STATED TASK: Can you reproduce, character for character, the lines of the data below running from the one containing "data-point-impacts (685, 302, 698, 314)" through the one containing "legend-impacts-marker-icon (585, 98, 599, 110)", with both of those lines included?

_ _ _ _

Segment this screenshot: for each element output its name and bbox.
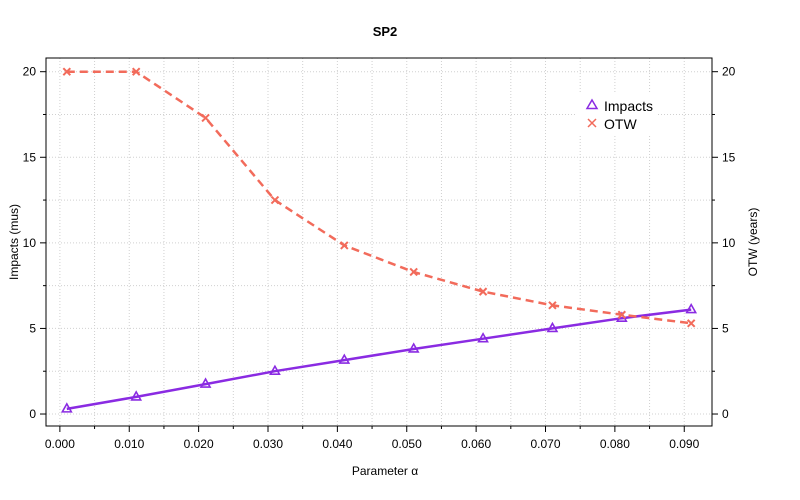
data-point-impacts (685, 302, 698, 314)
data-point-stroke (131, 67, 141, 76)
data-point-otw (131, 67, 141, 76)
y-left-tick-label: 0 (29, 407, 36, 421)
legend-otw-label: OTW (604, 116, 637, 132)
data-point-stroke (340, 241, 349, 250)
y-left-tick-label: 5 (29, 321, 36, 335)
y-right-tick-label: 15 (722, 150, 736, 164)
y-left-tick-label: 15 (23, 150, 37, 164)
x-tick-label: 0.080 (600, 437, 630, 451)
data-point-impacts (407, 342, 420, 353)
data-point-impacts (477, 332, 489, 343)
data-point-stroke (201, 113, 210, 123)
legend-otw-marker-icon (587, 118, 597, 128)
x-tick-label: 0.000 (45, 437, 75, 451)
data-point-impacts (60, 402, 73, 413)
data-point-stroke (548, 301, 557, 310)
legend-box (576, 94, 658, 136)
x-tick-label: 0.040 (322, 437, 352, 451)
grid (46, 58, 712, 426)
data-point-impacts (546, 321, 559, 333)
x-tick-label: 0.020 (184, 437, 214, 451)
series-line-impacts (66, 308, 692, 411)
data-point-otw (548, 301, 557, 310)
axes: 0.000 0.010 0.020 0.030 0.040 0.050 0.060 0.070… (23, 65, 736, 451)
chart-title: SP2 (373, 24, 398, 39)
data-point-otw (270, 195, 280, 205)
data-point-otw (686, 319, 696, 328)
data-point-otw (478, 287, 488, 296)
y-right-tick-label: 0 (722, 407, 729, 421)
y-axis-left-title: Impacts (mus) (7, 204, 21, 280)
x-tick-label: 0.090 (669, 437, 699, 451)
x-tick-label: 0.010 (114, 437, 144, 451)
series-line-otw (66, 70, 692, 325)
y-left-tick-label: 10 (23, 236, 37, 250)
x-tick-label: 0.070 (530, 437, 560, 451)
data-point-otw (617, 310, 627, 319)
legend-impacts-marker-icon (585, 98, 599, 110)
y-right-tick-label: 5 (722, 321, 729, 335)
data-point-otw (409, 267, 418, 277)
x-tick-label: 0.060 (461, 437, 491, 451)
y-right-tick-label: 10 (722, 236, 736, 250)
data-point-stroke (270, 195, 280, 205)
data-point-otw (201, 113, 210, 123)
data-point-impacts (130, 390, 143, 401)
series (60, 67, 698, 413)
y-right-tick-label: 20 (722, 65, 736, 79)
plot-frame (45, 57, 713, 427)
legend-impacts-label: Impacts (604, 98, 653, 114)
data-point-stroke (409, 267, 418, 277)
data-point-stroke (478, 287, 488, 296)
x-axis-title: Parameter α (352, 464, 418, 478)
data-point-otw (340, 241, 349, 250)
data-point-stroke (62, 67, 72, 76)
data-point-impacts (199, 377, 212, 388)
x-tick-label: 0.050 (392, 437, 422, 451)
data-point-otw (62, 67, 72, 76)
data-point-stroke (686, 319, 696, 328)
x-tick-label: 0.030 (253, 437, 283, 451)
legend: Impacts OTW (576, 94, 658, 136)
data-point-stroke (617, 310, 627, 319)
y-axis-right-title: OTW (years) (746, 208, 760, 277)
y-left-tick-label: 20 (23, 65, 37, 79)
data-point-impacts (338, 353, 351, 364)
data-point-impacts (269, 364, 281, 376)
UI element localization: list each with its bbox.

_ _ _ _

EXPECTED ANSWER:
data-point-impacts (685, 302, 698, 314)
data-point-stroke (131, 67, 141, 76)
data-point-otw (131, 67, 141, 76)
y-left-tick-label: 0 (29, 407, 36, 421)
legend-otw-label: OTW (604, 116, 637, 132)
data-point-stroke (340, 241, 349, 250)
y-left-tick-label: 5 (29, 321, 36, 335)
y-right-tick-label: 15 (722, 150, 736, 164)
y-left-tick-label: 15 (23, 150, 37, 164)
x-tick-label: 0.080 (600, 437, 630, 451)
data-point-impacts (407, 342, 420, 353)
data-point-impacts (477, 332, 489, 343)
data-point-stroke (201, 113, 210, 123)
legend-otw-marker-icon (587, 118, 597, 128)
x-tick-label: 0.000 (45, 437, 75, 451)
data-point-impacts (60, 402, 73, 413)
data-point-stroke (548, 301, 557, 310)
legend-box (576, 94, 658, 136)
x-tick-label: 0.040 (322, 437, 352, 451)
grid (46, 58, 712, 426)
data-point-impacts (546, 321, 559, 333)
x-tick-label: 0.020 (184, 437, 214, 451)
series-line-impacts (66, 308, 692, 411)
data-point-otw (548, 301, 557, 310)
axes: 0.000 0.010 0.020 0.030 0.040 0.050 0.060 0.070… (23, 65, 736, 451)
chart-title: SP2 (373, 24, 398, 39)
data-point-otw (270, 195, 280, 205)
data-point-otw (686, 319, 696, 328)
data-point-otw (478, 287, 488, 296)
y-right-tick-label: 0 (722, 407, 729, 421)
y-axis-left-title: Impacts (mus) (7, 204, 21, 280)
x-tick-label: 0.090 (669, 437, 699, 451)
x-tick-label: 0.010 (114, 437, 144, 451)
series-line-otw (66, 70, 692, 325)
y-left-tick-label: 10 (23, 236, 37, 250)
x-tick-label: 0.070 (530, 437, 560, 451)
data-point-otw (617, 310, 627, 319)
legend-impacts-marker-icon (585, 98, 599, 110)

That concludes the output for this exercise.